**What the task requires**.
Copy down every line where the string "title" shows up.

**Material for this task**.

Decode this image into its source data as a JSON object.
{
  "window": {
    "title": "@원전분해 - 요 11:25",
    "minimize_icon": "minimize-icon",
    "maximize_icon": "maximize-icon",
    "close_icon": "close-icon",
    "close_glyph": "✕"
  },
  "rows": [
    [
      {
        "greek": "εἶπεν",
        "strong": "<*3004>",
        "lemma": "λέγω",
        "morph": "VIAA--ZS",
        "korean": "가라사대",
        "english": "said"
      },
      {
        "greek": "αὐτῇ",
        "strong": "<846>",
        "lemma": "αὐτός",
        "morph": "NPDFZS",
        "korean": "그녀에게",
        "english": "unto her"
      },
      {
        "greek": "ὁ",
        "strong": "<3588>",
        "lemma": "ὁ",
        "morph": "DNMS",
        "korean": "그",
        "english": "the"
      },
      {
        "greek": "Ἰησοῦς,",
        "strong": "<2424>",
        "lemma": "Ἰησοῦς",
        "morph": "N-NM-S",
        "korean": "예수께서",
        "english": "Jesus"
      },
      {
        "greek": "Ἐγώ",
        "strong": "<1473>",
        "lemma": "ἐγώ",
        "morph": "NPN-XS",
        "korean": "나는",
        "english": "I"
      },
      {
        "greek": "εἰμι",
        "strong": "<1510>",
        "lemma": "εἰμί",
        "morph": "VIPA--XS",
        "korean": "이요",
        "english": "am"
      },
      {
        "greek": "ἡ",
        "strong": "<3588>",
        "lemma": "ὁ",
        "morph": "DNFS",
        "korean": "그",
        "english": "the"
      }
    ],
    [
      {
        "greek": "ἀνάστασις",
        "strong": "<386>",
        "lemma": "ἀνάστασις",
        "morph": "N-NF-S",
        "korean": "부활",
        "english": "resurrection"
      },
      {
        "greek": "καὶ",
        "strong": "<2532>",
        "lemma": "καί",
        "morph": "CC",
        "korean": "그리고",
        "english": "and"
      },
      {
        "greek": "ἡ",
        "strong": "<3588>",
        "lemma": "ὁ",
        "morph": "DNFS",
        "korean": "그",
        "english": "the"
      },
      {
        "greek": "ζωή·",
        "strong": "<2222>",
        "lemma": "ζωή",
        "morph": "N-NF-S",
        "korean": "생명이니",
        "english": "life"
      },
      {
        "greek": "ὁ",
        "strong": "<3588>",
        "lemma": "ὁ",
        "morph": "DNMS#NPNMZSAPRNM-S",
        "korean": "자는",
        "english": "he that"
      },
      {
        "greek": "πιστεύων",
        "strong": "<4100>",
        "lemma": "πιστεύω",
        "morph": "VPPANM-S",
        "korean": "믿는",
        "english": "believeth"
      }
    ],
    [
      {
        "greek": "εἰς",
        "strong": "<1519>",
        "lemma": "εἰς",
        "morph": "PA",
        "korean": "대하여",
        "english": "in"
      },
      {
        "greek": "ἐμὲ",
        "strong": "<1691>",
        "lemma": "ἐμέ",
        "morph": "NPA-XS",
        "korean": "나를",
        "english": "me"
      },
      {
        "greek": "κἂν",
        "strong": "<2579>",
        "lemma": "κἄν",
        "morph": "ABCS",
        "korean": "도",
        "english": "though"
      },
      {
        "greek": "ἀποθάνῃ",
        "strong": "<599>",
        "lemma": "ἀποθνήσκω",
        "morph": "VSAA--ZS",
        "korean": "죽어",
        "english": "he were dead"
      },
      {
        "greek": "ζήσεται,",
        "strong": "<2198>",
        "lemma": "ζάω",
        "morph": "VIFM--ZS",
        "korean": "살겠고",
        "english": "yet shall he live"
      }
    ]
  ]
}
...
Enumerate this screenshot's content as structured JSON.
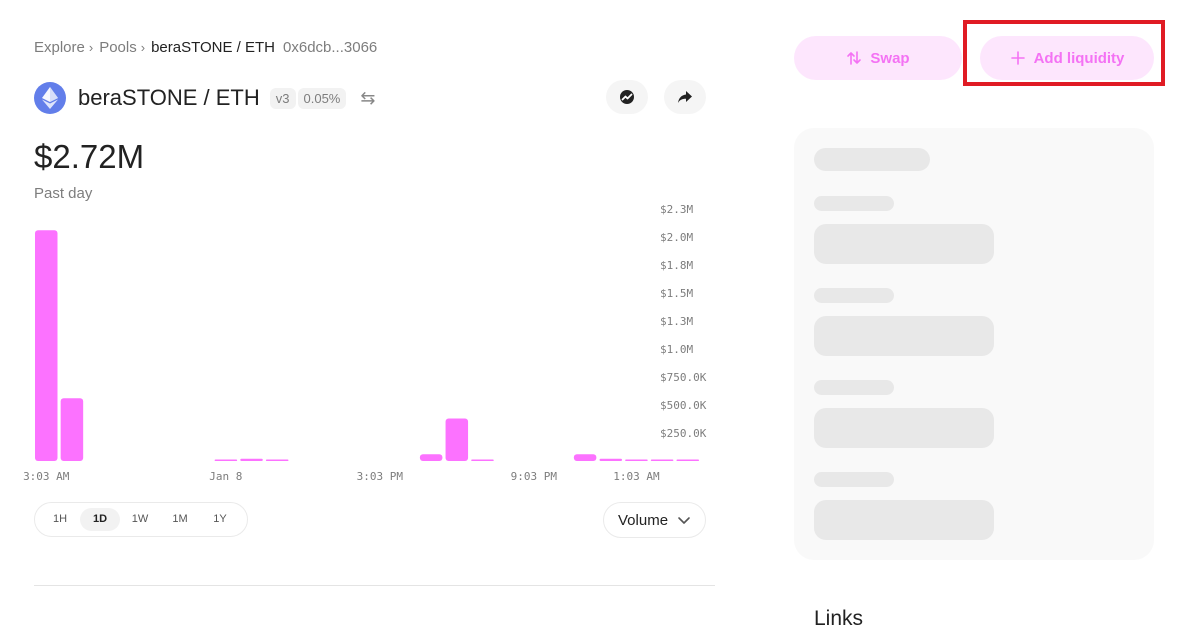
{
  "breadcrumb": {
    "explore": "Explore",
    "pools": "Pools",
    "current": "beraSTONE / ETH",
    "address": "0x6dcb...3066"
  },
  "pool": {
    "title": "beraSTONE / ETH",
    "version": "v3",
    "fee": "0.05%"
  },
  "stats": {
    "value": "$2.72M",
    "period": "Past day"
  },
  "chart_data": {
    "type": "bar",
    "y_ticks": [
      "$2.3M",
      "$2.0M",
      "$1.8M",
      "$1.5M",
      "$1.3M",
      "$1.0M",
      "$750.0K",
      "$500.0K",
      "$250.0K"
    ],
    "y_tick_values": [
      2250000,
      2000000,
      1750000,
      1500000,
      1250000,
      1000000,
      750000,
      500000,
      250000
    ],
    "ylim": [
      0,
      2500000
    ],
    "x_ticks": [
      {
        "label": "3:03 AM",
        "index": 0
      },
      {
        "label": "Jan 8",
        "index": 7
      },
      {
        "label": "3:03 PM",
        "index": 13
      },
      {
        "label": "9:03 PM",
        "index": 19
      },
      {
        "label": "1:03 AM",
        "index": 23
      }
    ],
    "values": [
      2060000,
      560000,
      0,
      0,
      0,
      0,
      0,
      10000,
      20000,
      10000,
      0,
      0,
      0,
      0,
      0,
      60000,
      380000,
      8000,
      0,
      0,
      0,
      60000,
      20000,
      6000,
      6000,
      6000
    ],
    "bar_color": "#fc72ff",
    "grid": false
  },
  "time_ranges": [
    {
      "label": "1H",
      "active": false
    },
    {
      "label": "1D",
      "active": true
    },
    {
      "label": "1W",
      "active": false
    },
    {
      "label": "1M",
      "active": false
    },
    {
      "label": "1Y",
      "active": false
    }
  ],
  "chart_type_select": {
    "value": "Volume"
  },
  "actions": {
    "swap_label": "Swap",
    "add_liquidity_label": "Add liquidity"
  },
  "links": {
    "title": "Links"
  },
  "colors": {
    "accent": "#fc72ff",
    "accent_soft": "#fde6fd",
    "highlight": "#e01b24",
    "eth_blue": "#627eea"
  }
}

**Result below**.
    "title": "@원전분해 - 요 11:25",
    "title": "beraSTONE / ETH",
    "title": "Links"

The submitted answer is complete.